===== RECORDS SUPPLIED

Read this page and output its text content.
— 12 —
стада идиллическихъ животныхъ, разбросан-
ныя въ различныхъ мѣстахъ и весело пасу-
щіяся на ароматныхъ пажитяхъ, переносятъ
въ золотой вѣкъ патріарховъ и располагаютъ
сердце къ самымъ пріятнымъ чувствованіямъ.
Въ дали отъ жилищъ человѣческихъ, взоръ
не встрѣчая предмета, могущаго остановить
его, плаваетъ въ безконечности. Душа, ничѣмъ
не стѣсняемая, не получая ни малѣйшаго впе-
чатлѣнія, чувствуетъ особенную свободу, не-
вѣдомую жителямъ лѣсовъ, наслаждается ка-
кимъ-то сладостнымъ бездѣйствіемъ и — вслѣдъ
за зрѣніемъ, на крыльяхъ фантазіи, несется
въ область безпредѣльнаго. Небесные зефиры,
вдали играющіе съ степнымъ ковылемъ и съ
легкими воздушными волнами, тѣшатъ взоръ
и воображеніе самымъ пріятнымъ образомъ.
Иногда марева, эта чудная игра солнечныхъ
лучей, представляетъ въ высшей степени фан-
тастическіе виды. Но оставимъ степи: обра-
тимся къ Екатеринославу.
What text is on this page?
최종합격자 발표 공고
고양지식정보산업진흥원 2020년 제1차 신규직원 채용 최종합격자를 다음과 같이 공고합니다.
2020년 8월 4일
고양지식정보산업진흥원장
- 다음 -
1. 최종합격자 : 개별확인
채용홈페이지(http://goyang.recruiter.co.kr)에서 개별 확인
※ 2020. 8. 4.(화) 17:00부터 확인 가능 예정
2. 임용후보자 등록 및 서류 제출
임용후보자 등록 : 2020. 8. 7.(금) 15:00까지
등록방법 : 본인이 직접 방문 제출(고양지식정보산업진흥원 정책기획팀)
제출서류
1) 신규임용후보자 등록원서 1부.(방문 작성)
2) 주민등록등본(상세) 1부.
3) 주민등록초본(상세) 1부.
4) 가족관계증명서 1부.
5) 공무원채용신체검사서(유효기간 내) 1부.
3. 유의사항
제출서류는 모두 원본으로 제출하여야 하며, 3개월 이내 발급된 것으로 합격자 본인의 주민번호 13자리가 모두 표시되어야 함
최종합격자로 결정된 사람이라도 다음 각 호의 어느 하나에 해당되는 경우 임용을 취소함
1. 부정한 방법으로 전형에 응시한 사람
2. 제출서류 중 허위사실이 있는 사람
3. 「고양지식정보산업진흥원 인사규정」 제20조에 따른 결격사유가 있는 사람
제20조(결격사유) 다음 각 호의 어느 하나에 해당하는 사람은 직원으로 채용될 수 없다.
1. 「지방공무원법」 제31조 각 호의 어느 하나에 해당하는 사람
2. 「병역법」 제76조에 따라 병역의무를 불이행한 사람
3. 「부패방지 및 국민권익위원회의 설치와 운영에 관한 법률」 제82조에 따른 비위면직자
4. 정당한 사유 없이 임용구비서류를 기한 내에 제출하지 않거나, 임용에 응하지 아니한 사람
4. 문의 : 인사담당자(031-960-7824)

==========

### STATED PROBLEM
Reproduce the material exactly, with every line intact.

### WRITTEN ANSWER
Read this page and output its text content.
— 12 —
стада идиллическихъ животныхъ, разбросан-
ныя въ различныхъ мѣстахъ и весело пасу-
щіяся на ароматныхъ пажитяхъ, переносятъ
въ золотой вѣкъ патріарховъ и располагаютъ
сердце къ самымъ пріятнымъ чувствованіямъ.
Въ дали отъ жилищъ человѣческихъ, взоръ
не встрѣчая предмета, могущаго остановить
его, плаваетъ въ безконечности. Душа, ничѣмъ
не стѣсняемая, не получая ни малѣйшаго впе-
чатлѣнія, чувствуетъ особенную свободу, не-
вѣдомую жителямъ лѣсовъ, наслаждается ка-
кимъ-то сладостнымъ бездѣйствіемъ и — вслѣдъ
за зрѣніемъ, на крыльяхъ фантазіи, несется
въ область безпредѣльнаго. Небесные зефиры,
вдали играющіе съ степнымъ ковылемъ и съ
легкими воздушными волнами, тѣшатъ взоръ
и воображеніе самымъ пріятнымъ образомъ.
Иногда марева, эта чудная игра солнечныхъ
лучей, представляетъ въ высшей степени фан-
тастическіе виды. Но оставимъ степи: обра-
тимся къ Екатеринославу.
What text is on this page?
최종합격자 발표 공고
고양지식정보산업진흥원 2020년 제1차 신규직원 채용 최종합격자를 다음과 같이 공고합니다.
2020년 8월 4일
고양지식정보산업진흥원장
- 다음 -
1. 최종합격자 : 개별확인
채용홈페이지(http://goyang.recruiter.co.kr)에서 개별 확인
※ 2020. 8. 4.(화) 17:00부터 확인 가능 예정
2. 임용후보자 등록 및 서류 제출
임용후보자 등록 : 2020. 8. 7.(금) 15:00까지
등록방법 : 본인이 직접 방문 제출(고양지식정보산업진흥원 정책기획팀)
제출서류
1) 신규임용후보자 등록원서 1부.(방문 작성)
2) 주민등록등본(상세) 1부.
3) 주민등록초본(상세) 1부.
4) 가족관계증명서 1부.
5) 공무원채용신체검사서(유효기간 내) 1부.
3. 유의사항
제출서류는 모두 원본으로 제출하여야 하며, 3개월 이내 발급된 것으로 합격자 본인의 주민번호 13자리가 모두 표시되어야 함
최종합격자로 결정된 사람이라도 다음 각 호의 어느 하나에 해당되는 경우 임용을 취소함
1. 부정한 방법으로 전형에 응시한 사람
2. 제출서류 중 허위사실이 있는 사람
3. 「고양지식정보산업진흥원 인사규정」 제20조에 따른 결격사유가 있는 사람
제20조(결격사유) 다음 각 호의 어느 하나에 해당하는 사람은 직원으로 채용될 수 없다.
1. 「지방공무원법」 제31조 각 호의 어느 하나에 해당하는 사람
2. 「병역법」 제76조에 따라 병역의무를 불이행한 사람
3. 「부패방지 및 국민권익위원회의 설치와 운영에 관한 법률」 제82조에 따른 비위면직자
4. 정당한 사유 없이 임용구비서류를 기한 내에 제출하지 않거나, 임용에 응하지 아니한 사람
4. 문의 : 인사담당자(031-960-7824)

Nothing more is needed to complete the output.